» **Instruções**
[1] Reescreva como uma lista curta o parágrafo do texto fornecido que começa por «O Outono a chegar à nossa terra». Mantenha os factos principais.
[2] Passe para inglês esta frase do texto fornecido: «Os números actuais já deixam apreensivos todos os cidadãos, e colocam o Governo e as autoridades de saúde, num espartilho sem tamanho, entre a responsabilidade sanitária sobre toda a população e a gravidade da situação de um país cuja economia em ruptura não pode de nenhuma forma, voltar a fechar.»

» **Texto fornecido**
+ + +

A tal segunda vaga ameaçadoramente prevista desde o início ... a tal segunda onda, que feita um tsunami mortal, varreria sem piedade e mais destrutivamente  ainda, de uma forma cirúrgica, país a país, nos trilhos já martirizados e por ela percorridos, parece estar aí !!!

O Outono a chegar à nossa terra, o desbloqueio inevitável e urgente do imobilismo e confinamento a que fomos votados no início do flagelo, o retomar da tentativa de alguma normalidade, com o recomeço escolar e com a reactivação de serviços e actividades, muitas delas passando outra vez de tele trabalho a prestação presencial ... uma necessária e expectável maior utilização dos transportes públicos em inerência, entre outros aspectos, tornam preocupante, a evolução do contágio em todo o país.
Os números actuais já deixam apreensivos todos os cidadãos, e colocam o Governo e as autoridades de saúde, num espartilho sem tamanho, entre a responsabilidade sanitária sobre toda a população e a gravidade da situação de um país cuja economia em ruptura não pode de nenhuma forma, voltar a fechar.

+ + +

» **Dados de origem**
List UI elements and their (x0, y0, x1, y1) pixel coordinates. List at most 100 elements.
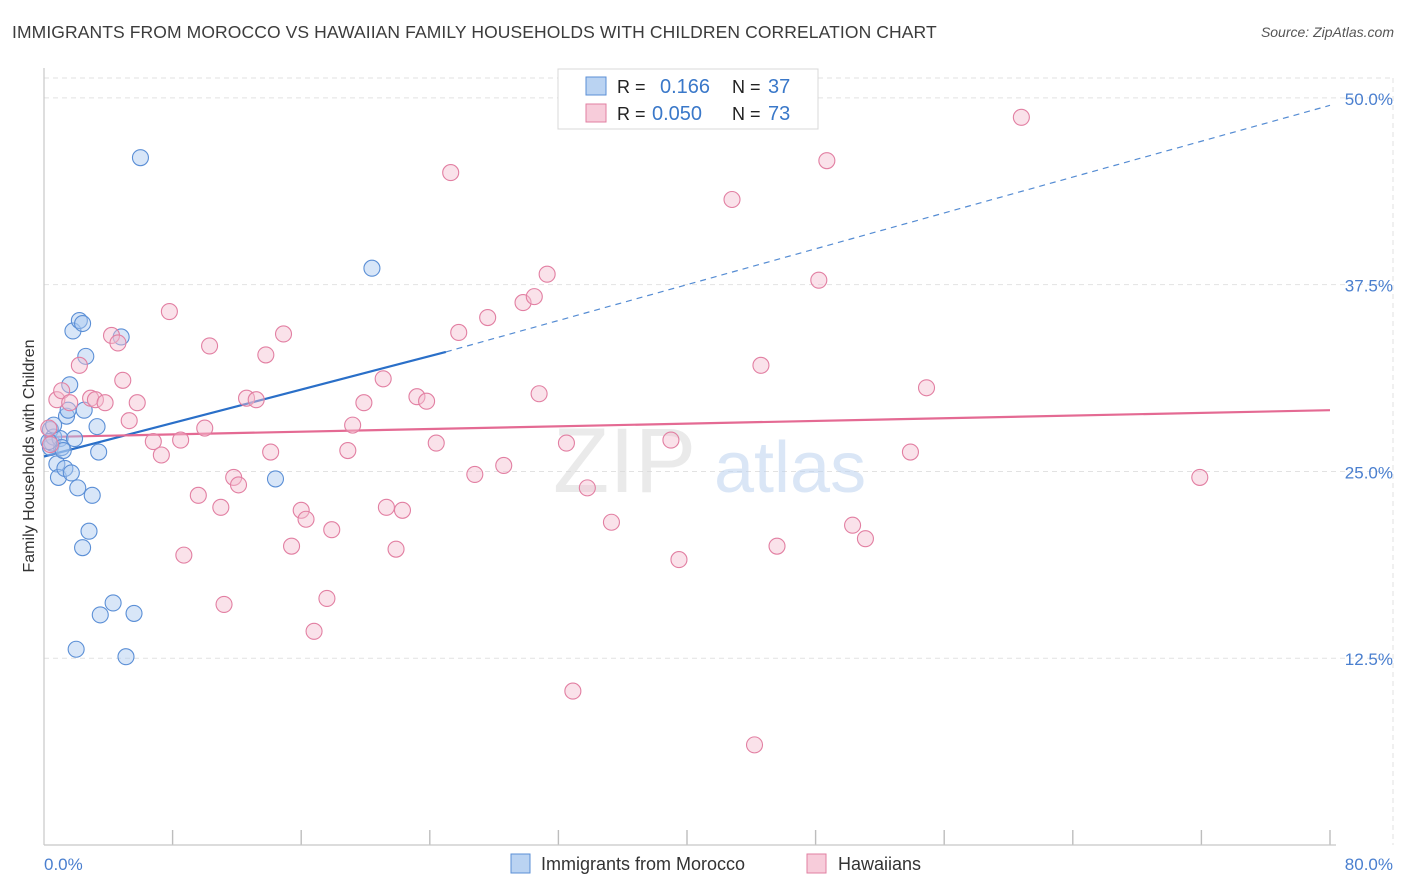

+ + +

» **Soluções**
[1]
A evolução do contágio em todo o país torna-se preocupante por causa de:
- a chegada do outono;
- o desbloqueio inevitável e urgente do confinamento imposto no início do flagelo;
- a tentativa de retomar alguma normalidade, com o recomeço escolar e a reactivação de serviços e actividades, muitas delas a voltar do teletrabalho ao regime presencial;
- a maior utilização dos transportes públicos que daí resulta.

[2] The current numbers already leave all citizens apprehensive and put the Government and the health authorities in an immense straitjacket, caught between their responsibility for the health of the entire population and the seriousness of the situation of a country whose collapsing economy cannot under any circumstances close down again.